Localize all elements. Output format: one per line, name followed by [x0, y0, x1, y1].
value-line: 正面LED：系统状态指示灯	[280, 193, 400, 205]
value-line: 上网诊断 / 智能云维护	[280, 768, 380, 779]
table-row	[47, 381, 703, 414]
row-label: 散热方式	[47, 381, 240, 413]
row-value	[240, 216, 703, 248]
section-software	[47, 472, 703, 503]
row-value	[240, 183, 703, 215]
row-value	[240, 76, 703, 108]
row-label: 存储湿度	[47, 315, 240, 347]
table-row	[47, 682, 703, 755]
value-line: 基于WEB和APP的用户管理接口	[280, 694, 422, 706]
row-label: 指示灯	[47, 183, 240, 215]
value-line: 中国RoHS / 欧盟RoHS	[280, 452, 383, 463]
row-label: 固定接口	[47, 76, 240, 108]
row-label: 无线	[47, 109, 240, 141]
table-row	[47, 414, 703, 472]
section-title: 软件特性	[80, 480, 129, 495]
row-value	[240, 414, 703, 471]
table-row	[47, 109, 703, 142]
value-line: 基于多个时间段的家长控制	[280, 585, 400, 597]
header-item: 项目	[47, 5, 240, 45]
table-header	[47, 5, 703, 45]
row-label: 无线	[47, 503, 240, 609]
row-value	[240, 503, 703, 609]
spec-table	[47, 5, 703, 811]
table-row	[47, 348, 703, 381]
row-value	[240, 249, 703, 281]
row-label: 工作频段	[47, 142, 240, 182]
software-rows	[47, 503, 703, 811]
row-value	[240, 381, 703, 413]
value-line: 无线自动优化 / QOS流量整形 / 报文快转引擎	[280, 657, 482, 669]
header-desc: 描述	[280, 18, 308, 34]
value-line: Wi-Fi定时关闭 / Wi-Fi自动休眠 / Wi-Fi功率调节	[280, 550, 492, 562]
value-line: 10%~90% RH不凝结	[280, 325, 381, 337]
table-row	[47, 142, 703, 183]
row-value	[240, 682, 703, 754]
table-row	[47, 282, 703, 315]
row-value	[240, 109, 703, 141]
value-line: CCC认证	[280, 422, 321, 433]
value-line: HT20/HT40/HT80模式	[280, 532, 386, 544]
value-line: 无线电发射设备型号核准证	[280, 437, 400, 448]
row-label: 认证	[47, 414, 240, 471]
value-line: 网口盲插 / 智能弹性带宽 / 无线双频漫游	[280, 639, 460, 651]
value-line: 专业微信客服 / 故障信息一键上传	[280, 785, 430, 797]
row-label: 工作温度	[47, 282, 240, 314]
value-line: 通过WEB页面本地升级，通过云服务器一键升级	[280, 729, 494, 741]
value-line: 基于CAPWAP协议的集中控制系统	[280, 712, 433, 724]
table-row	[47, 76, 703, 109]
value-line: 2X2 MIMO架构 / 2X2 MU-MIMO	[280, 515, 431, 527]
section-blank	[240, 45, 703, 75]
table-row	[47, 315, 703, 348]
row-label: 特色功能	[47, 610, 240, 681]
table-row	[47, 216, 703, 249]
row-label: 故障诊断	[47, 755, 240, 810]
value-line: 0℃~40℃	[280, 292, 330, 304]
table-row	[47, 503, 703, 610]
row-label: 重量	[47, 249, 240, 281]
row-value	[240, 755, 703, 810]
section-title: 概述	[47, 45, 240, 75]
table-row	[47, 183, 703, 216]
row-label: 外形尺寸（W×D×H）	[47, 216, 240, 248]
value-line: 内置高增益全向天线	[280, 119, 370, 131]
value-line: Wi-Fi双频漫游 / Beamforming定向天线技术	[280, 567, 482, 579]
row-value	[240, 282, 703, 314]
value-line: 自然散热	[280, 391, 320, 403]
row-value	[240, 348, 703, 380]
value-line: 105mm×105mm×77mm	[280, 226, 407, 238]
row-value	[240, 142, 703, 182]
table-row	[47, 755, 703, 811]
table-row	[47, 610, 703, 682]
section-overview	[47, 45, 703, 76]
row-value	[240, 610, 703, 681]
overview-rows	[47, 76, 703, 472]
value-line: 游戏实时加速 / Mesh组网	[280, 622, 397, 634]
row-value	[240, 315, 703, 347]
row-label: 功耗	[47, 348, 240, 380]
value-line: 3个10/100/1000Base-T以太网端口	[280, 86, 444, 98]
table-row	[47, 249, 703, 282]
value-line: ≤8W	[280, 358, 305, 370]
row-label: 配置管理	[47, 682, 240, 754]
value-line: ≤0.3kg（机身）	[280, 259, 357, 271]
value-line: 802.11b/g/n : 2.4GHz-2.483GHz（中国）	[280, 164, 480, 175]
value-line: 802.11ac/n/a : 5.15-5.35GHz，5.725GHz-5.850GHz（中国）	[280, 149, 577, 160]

━━━━━━━━━━━━━━━━━━━━

(TASK STATEMENT) Extract the lines running from the start of the entries through the line that contains "value-line: 无线自动优化 /", inclusive, and reproduce them verbatim.

(RESULT OF THE TASK)
Localize all elements. Output format: one per line, name followed by [x0, y0, x1, y1].
value-line: 正面LED：系统状态指示灯	[280, 193, 400, 205]
value-line: 上网诊断 / 智能云维护	[280, 768, 380, 779]
table-row	[47, 381, 703, 414]
row-label: 散热方式	[47, 381, 240, 413]
row-value	[240, 216, 703, 248]
section-software	[47, 472, 703, 503]
row-value	[240, 183, 703, 215]
row-value	[240, 76, 703, 108]
row-label: 存储湿度	[47, 315, 240, 347]
table-row	[47, 682, 703, 755]
value-line: 基于WEB和APP的用户管理接口	[280, 694, 422, 706]
row-label: 指示灯	[47, 183, 240, 215]
value-line: 中国RoHS / 欧盟RoHS	[280, 452, 383, 463]
row-label: 固定接口	[47, 76, 240, 108]
row-label: 无线	[47, 109, 240, 141]
table-row	[47, 414, 703, 472]
section-title: 软件特性	[80, 480, 129, 495]
row-value	[240, 414, 703, 471]
table-row	[47, 109, 703, 142]
value-line: 基于多个时间段的家长控制	[280, 585, 400, 597]
header-item: 项目	[47, 5, 240, 45]
table-header	[47, 5, 703, 45]
row-label: 无线	[47, 503, 240, 609]
row-value	[240, 503, 703, 609]
spec-table	[47, 5, 703, 811]
table-row	[47, 348, 703, 381]
row-value	[240, 249, 703, 281]
row-label: 工作频段	[47, 142, 240, 182]
software-rows	[47, 503, 703, 811]
row-value	[240, 381, 703, 413]
value-line: 无线自动优化 / QOS流量整形 / 报文快转引擎	[280, 657, 482, 669]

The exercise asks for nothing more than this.